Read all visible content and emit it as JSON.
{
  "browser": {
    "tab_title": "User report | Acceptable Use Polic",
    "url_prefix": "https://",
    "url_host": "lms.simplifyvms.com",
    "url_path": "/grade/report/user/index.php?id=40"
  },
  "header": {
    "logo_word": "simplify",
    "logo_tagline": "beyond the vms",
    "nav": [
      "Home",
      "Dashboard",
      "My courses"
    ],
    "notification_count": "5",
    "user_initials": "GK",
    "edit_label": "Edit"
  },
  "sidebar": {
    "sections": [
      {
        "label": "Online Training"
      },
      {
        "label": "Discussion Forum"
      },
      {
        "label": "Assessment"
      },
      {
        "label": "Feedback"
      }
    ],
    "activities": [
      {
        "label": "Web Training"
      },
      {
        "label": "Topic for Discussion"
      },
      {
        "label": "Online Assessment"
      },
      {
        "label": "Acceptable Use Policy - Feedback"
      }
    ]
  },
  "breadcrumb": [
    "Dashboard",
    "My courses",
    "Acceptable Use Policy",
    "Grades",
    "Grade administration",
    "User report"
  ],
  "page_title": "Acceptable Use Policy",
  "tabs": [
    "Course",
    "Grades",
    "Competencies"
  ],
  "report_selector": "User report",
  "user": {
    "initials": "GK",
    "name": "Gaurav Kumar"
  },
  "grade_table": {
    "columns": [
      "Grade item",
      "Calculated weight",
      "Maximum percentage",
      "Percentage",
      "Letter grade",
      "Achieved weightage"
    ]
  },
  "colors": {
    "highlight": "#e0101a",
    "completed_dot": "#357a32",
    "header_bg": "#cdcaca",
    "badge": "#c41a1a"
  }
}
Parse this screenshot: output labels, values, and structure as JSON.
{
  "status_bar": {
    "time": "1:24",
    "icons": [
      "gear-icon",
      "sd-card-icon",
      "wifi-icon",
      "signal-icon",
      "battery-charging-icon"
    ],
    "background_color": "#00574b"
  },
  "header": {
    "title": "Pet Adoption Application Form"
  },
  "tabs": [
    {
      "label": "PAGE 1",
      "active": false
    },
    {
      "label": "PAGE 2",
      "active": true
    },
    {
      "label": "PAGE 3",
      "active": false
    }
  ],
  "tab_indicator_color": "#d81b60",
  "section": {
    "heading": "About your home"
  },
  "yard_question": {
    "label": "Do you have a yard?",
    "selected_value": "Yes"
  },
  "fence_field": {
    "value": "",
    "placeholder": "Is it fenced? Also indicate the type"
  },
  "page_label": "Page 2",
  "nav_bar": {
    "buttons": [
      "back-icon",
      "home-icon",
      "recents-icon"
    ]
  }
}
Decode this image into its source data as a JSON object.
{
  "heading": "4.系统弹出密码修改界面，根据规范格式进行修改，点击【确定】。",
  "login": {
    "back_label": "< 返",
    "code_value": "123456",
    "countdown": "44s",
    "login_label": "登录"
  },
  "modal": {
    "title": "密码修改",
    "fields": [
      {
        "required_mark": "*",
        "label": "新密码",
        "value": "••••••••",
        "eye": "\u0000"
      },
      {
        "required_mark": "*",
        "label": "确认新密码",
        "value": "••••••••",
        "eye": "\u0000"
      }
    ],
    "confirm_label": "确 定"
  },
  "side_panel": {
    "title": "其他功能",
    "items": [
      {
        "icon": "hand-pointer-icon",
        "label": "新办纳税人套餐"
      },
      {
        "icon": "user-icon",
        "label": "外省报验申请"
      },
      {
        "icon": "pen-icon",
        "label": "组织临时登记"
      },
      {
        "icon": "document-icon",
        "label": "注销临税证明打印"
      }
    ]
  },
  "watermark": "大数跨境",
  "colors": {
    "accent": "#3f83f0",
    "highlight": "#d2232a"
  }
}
════════════════════
Brief: Only a number is wanted here: how many lines in the data above include the string "Discussion"?

Solution to this exercise: 2